Reading text =
====
Celebrate the Anniversary of the Moon Landing by Repudiating 'Moonshots'!
Forty-five years ago yesterday, Neil Armstrong and Buzz Aldrin became the first humans to put their boots on the ground of the moon. For many, the U.S. space program has been kind of a letdown ever since. Alas, not for statists and speechwriters. As I wrote in the February 2012 issue of Reason,
Three weeks after Neil Armstrong announced that "the Eagle has landed," President Richard Nixon declared that "abolishing poverty, putting an end to dependency—like reaching the moon a decade ago—may seem impossible. But in the spirit of Apollo we can lift our sights and marshal our best efforts." Not only is the American landscape still blemished by poverty and dependency on government, including sickening amounts of dependency by the rich, but the War on Poverty launched by Nixon's predecessor, Lyndon Johnson, turned out to be one of the great launch failures in policy history.
The moon's metaphorical record has only waned since then. In 1971 Nixon fired his rhetorical rockets on cancer: "The time has come in America when the same kind of concentrated effort that split the atom and took man to the moon should be turned toward conquering this dread disease." Cancer has since taken some hits, but is still not beaten. Both Jimmy Carter, in his notorious 1979 "malaise" speech, and George H.W. Bush, in his less remembered 1992 State of the Union address, used Apollo as an almost desperate reminder to depressed Americans that they can still be great. "There's been talk of decline," Bush said. "Someone even said our workers are lazy and uninspired. And I thought: Really? You go tell Neil Armstrong standing on the moon."
There's no escaping the moonshot in contemporary political discourse. GOP presidential contender Herman Cain…used it in February 2011 as proof we can and must "secur[e] the border": "We put a man on the moon," he said, "so this isn't that hard!" Bill Clinton, in his exhaustive (and exhausting) post-presidency, has been fond of such formulations as "we need to make fixing climate change as politically sexy as putting a man on the moon." The whole thesis of the bestseller That Used to Be Us by Thomas L. Friedman and Michael Mandelbaum is that the United States has lost its ability to do such great things as, well, you know what.
====
Exercise set =
1 – Reproduce the passage of the article on moon-landing rhetoric that begins at the words "There's no escaping" and ends after the words "you know what.".
2 – List every four-digit year that appears in the article on moon-landing rhetoric.
3 – Write the next part of the article on moon-landing rhetoric, picking up after its last sentence.

Recorded data =
====
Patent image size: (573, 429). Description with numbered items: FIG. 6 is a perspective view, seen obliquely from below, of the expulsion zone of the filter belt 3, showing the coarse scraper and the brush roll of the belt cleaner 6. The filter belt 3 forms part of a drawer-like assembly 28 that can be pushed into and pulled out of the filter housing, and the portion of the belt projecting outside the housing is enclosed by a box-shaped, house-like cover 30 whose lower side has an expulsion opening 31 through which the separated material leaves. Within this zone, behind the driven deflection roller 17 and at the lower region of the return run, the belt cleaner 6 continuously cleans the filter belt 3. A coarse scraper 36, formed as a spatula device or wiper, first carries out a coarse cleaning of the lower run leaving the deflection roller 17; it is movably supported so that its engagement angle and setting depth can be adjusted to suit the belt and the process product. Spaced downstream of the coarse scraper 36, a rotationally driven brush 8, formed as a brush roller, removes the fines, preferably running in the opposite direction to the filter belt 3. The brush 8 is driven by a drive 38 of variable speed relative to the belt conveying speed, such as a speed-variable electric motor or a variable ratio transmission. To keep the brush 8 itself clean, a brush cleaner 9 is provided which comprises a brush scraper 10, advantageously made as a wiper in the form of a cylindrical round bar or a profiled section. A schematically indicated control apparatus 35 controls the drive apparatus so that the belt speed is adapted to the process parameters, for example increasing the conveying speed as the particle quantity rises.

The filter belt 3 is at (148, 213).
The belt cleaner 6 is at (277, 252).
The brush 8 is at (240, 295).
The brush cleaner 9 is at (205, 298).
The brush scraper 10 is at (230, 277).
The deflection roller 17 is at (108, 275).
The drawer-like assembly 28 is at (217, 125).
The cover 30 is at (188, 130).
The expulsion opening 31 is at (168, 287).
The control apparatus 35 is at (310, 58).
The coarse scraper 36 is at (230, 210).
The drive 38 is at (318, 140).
====
Outputs for the tasks =
1 –
There's no escaping the moonshot in contemporary political discourse. GOP presidential contender Herman Cain…used it in February 2011 as proof we can and must "secur[e] the border": "We put a man on the moon," he said, "so this isn't that hard!" Bill Clinton, in his exhaustive (and exhausting) post-presidency, has been fond of such formulations as "we need to make fixing climate change as politically sexy as putting a man on the moon." The whole thesis of the bestseller That Used to Be Us by Thomas L. Friedman and Michael Mandelbaum is that the United States has lost its ability to do such great things as, well, you know what.

2 – 2012, 1971, 1979, 1992, 2011

3 –
Why is this a problem? Because politicians deploy the moonshot metaphor to make expensive, long-range promises. When those deadlines inevitably fail to get met, well, that's the next guy's problem. Meanwhile, just as predictably, moonshot enthusiasts fail to grok the more relevant lessons of Apollo:
[T]hese transparent attempts to glom onto JFK's glamour skip right over the 35th president's real-world pragmatism. Consider this passage from Kennedy's terse "Man on the Moon" speech: "This decision demands a major national commitment of scientific and technical manpower, material and facilities, and the possibility of their diversion from other important activities where they are already thinly spread.…It means we cannot afford undue work stoppages, inflated costs of material or talent, wasteful interagency rivalries, or a high turnover of key personnel."
Read Reason's whole private-space special issue from 2012, including Robert Zubrin's bracing examination of whether we have become too scared about astronauts dying. (Opening sentence: "If we could put a man on the Moon, why can't we put a man on the Moon?")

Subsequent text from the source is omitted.